Recorded information

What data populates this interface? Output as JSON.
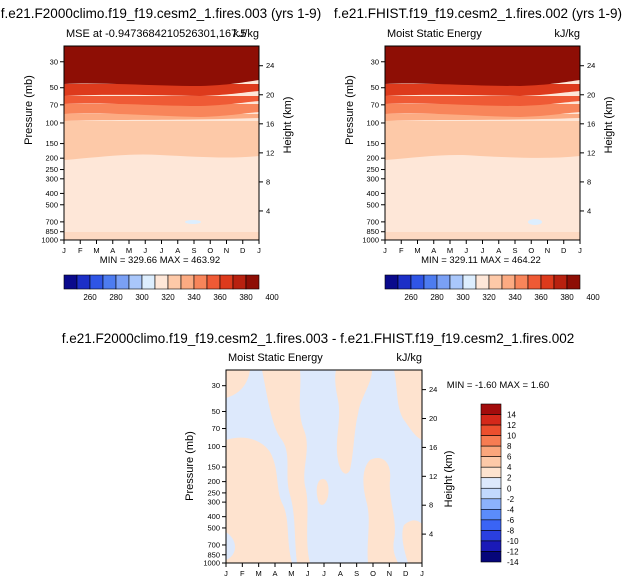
{
  "colors": {
    "mse": [
      "#0a0a8c",
      "#1c2fc7",
      "#2f55e6",
      "#4d7cf0",
      "#7aa0f5",
      "#a9c7fb",
      "#ddeefe",
      "#fee7d8",
      "#fdc9a8",
      "#fcab82",
      "#f8855a",
      "#ef5a35",
      "#dd3a1c",
      "#b8210f",
      "#8e0e05"
    ],
    "diff": [
      "#06067a",
      "#1a1ab8",
      "#2a3fe0",
      "#3a64f5",
      "#5b8cfb",
      "#8cb2fc",
      "#c2d9fd",
      "#dde9fc",
      "#fee3cf",
      "#fdc9a8",
      "#fba67c",
      "#f77c52",
      "#ec4f2e",
      "#d4281a",
      "#a30c0c"
    ]
  },
  "chart_data": [
    {
      "type": "heatmap",
      "title": "f.e21.F2000climo.f19_f19.cesm2_1.fires.003 (yrs 1-9)",
      "subtitle_left": "MSE at -0.9473684210526301,167.5",
      "subtitle_right": "kJ/kg",
      "ylabel": "Pressure (mb)",
      "y2label": "Height (km)",
      "x_ticks": [
        "J",
        "F",
        "M",
        "A",
        "M",
        "J",
        "J",
        "A",
        "S",
        "O",
        "N",
        "D",
        "J"
      ],
      "pressure_ticks": [
        "30",
        "50",
        "70",
        "100",
        "150",
        "200",
        "250",
        "300",
        "400",
        "500",
        "700",
        "850",
        "1000"
      ],
      "height_ticks": [
        "4",
        "8",
        "12",
        "16",
        "20",
        "24"
      ],
      "minmax": "MIN = 329.66   MAX = 463.92",
      "colorbar_labels": [
        "260",
        "280",
        "300",
        "320",
        "340",
        "360",
        "380",
        "400"
      ],
      "levels": [
        260,
        270,
        280,
        290,
        300,
        310,
        320,
        330,
        340,
        350,
        360,
        370,
        380,
        390,
        400
      ],
      "band_boundaries_mb": [
        {
          "from": 1000,
          "to": 930,
          "value": 335
        },
        {
          "from": 930,
          "to": 210,
          "value": 332
        },
        {
          "from": 210,
          "to": 110,
          "value": 345
        },
        {
          "from": 110,
          "to": 100,
          "value": 352
        },
        {
          "from": 100,
          "to": 85,
          "value": 365
        },
        {
          "from": 85,
          "to": 75,
          "value": 375
        },
        {
          "from": 75,
          "to": 60,
          "value": 388
        },
        {
          "from": 60,
          "to": 20,
          "value": 420
        }
      ]
    },
    {
      "type": "heatmap",
      "title": "f.e21.FHIST.f19_f19.cesm2_1.fires.002 (yrs 1-9)",
      "subtitle_left": "Moist Static Energy",
      "subtitle_right": "kJ/kg",
      "ylabel": "Pressure (mb)",
      "y2label": "Height (km)",
      "x_ticks": [
        "J",
        "F",
        "M",
        "A",
        "M",
        "J",
        "J",
        "A",
        "S",
        "O",
        "N",
        "D",
        "J"
      ],
      "pressure_ticks": [
        "30",
        "50",
        "70",
        "100",
        "150",
        "200",
        "250",
        "300",
        "400",
        "500",
        "700",
        "850",
        "1000"
      ],
      "height_ticks": [
        "4",
        "8",
        "12",
        "16",
        "20",
        "24"
      ],
      "minmax": "MIN = 329.11   MAX = 464.22",
      "colorbar_labels": [
        "260",
        "280",
        "300",
        "320",
        "340",
        "360",
        "380",
        "400"
      ],
      "levels": [
        260,
        270,
        280,
        290,
        300,
        310,
        320,
        330,
        340,
        350,
        360,
        370,
        380,
        390,
        400
      ]
    },
    {
      "type": "heatmap",
      "title": "f.e21.F2000climo.f19_f19.cesm2_1.fires.003 - f.e21.FHIST.f19_f19.cesm2_1.fires.002",
      "subtitle_left": "Moist Static Energy",
      "subtitle_right": "kJ/kg",
      "ylabel": "Pressure (mb)",
      "y2label": "Height (km)",
      "x_ticks": [
        "J",
        "F",
        "M",
        "A",
        "M",
        "J",
        "J",
        "A",
        "S",
        "O",
        "N",
        "D",
        "J"
      ],
      "pressure_ticks": [
        "30",
        "50",
        "70",
        "100",
        "150",
        "200",
        "250",
        "300",
        "400",
        "500",
        "700",
        "850",
        "1000"
      ],
      "height_ticks": [
        "4",
        "8",
        "12",
        "16",
        "20",
        "24"
      ],
      "minmax": "MIN =  -1.60   MAX =   1.60",
      "colorbar_labels": [
        "14",
        "12",
        "10",
        "8",
        "6",
        "4",
        "2",
        "0",
        "-2",
        "-4",
        "-6",
        "-8",
        "-10",
        "-12",
        "-14"
      ],
      "levels": [
        -14,
        -12,
        -10,
        -8,
        -6,
        -4,
        -2,
        0,
        2,
        4,
        6,
        8,
        10,
        12,
        14
      ]
    }
  ]
}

Task instructions
Reproduce all of the data exactly; the pictures do not belong in the copy.

Solution to this exercise
What data populates this interface? Output as JSON.
{
  "colors": {
    "mse": [
      "#0a0a8c",
      "#1c2fc7",
      "#2f55e6",
      "#4d7cf0",
      "#7aa0f5",
      "#a9c7fb",
      "#ddeefe",
      "#fee7d8",
      "#fdc9a8",
      "#fcab82",
      "#f8855a",
      "#ef5a35",
      "#dd3a1c",
      "#b8210f",
      "#8e0e05"
    ],
    "diff": [
      "#06067a",
      "#1a1ab8",
      "#2a3fe0",
      "#3a64f5",
      "#5b8cfb",
      "#8cb2fc",
      "#c2d9fd",
      "#dde9fc",
      "#fee3cf",
      "#fdc9a8",
      "#fba67c",
      "#f77c52",
      "#ec4f2e",
      "#d4281a",
      "#a30c0c"
    ]
  },
  "chart_data": [
    {
      "type": "heatmap",
      "title": "f.e21.F2000climo.f19_f19.cesm2_1.fires.003 (yrs 1-9)",
      "subtitle_left": "MSE at -0.9473684210526301,167.5",
      "subtitle_right": "kJ/kg",
      "ylabel": "Pressure (mb)",
      "y2label": "Height (km)",
      "x_ticks": [
        "J",
        "F",
        "M",
        "A",
        "M",
        "J",
        "J",
        "A",
        "S",
        "O",
        "N",
        "D",
        "J"
      ],
      "pressure_ticks": [
        "30",
        "50",
        "70",
        "100",
        "150",
        "200",
        "250",
        "300",
        "400",
        "500",
        "700",
        "850",
        "1000"
      ],
      "height_ticks": [
        "4",
        "8",
        "12",
        "16",
        "20",
        "24"
      ],
      "minmax": "MIN = 329.66   MAX = 463.92",
      "colorbar_labels": [
        "260",
        "280",
        "300",
        "320",
        "340",
        "360",
        "380",
        "400"
      ],
      "levels": [
        260,
        270,
        280,
        290,
        300,
        310,
        320,
        330,
        340,
        350,
        360,
        370,
        380,
        390,
        400
      ],
      "band_boundaries_mb": [
        {
          "from": 1000,
          "to": 930,
          "value": 335
        },
        {
          "from": 930,
          "to": 210,
          "value": 332
        },
        {
          "from": 210,
          "to": 110,
          "value": 345
        },
        {
          "from": 110,
          "to": 100,
          "value": 352
        },
        {
          "from": 100,
          "to": 85,
          "value": 365
        },
        {
          "from": 85,
          "to": 75,
          "value": 375
        },
        {
          "from": 75,
          "to": 60,
          "value": 388
        },
        {
          "from": 60,
          "to": 20,
          "value": 420
        }
      ]
    },
    {
      "type": "heatmap",
      "title": "f.e21.FHIST.f19_f19.cesm2_1.fires.002 (yrs 1-9)",
      "subtitle_left": "Moist Static Energy",
      "subtitle_right": "kJ/kg",
      "ylabel": "Pressure (mb)",
      "y2label": "Height (km)",
      "x_ticks": [
        "J",
        "F",
        "M",
        "A",
        "M",
        "J",
        "J",
        "A",
        "S",
        "O",
        "N",
        "D",
        "J"
      ],
      "pressure_ticks": [
        "30",
        "50",
        "70",
        "100",
        "150",
        "200",
        "250",
        "300",
        "400",
        "500",
        "700",
        "850",
        "1000"
      ],
      "height_ticks": [
        "4",
        "8",
        "12",
        "16",
        "20",
        "24"
      ],
      "minmax": "MIN = 329.11   MAX = 464.22",
      "colorbar_labels": [
        "260",
        "280",
        "300",
        "320",
        "340",
        "360",
        "380",
        "400"
      ],
      "levels": [
        260,
        270,
        280,
        290,
        300,
        310,
        320,
        330,
        340,
        350,
        360,
        370,
        380,
        390,
        400
      ]
    },
    {
      "type": "heatmap",
      "title": "f.e21.F2000climo.f19_f19.cesm2_1.fires.003 - f.e21.FHIST.f19_f19.cesm2_1.fires.002",
      "subtitle_left": "Moist Static Energy",
      "subtitle_right": "kJ/kg",
      "ylabel": "Pressure (mb)",
      "y2label": "Height (km)",
      "x_ticks": [
        "J",
        "F",
        "M",
        "A",
        "M",
        "J",
        "J",
        "A",
        "S",
        "O",
        "N",
        "D",
        "J"
      ],
      "pressure_ticks": [
        "30",
        "50",
        "70",
        "100",
        "150",
        "200",
        "250",
        "300",
        "400",
        "500",
        "700",
        "850",
        "1000"
      ],
      "height_ticks": [
        "4",
        "8",
        "12",
        "16",
        "20",
        "24"
      ],
      "minmax": "MIN =  -1.60   MAX =   1.60",
      "colorbar_labels": [
        "14",
        "12",
        "10",
        "8",
        "6",
        "4",
        "2",
        "0",
        "-2",
        "-4",
        "-6",
        "-8",
        "-10",
        "-12",
        "-14"
      ],
      "levels": [
        -14,
        -12,
        -10,
        -8,
        -6,
        -4,
        -2,
        0,
        2,
        4,
        6,
        8,
        10,
        12,
        14
      ]
    }
  ]
}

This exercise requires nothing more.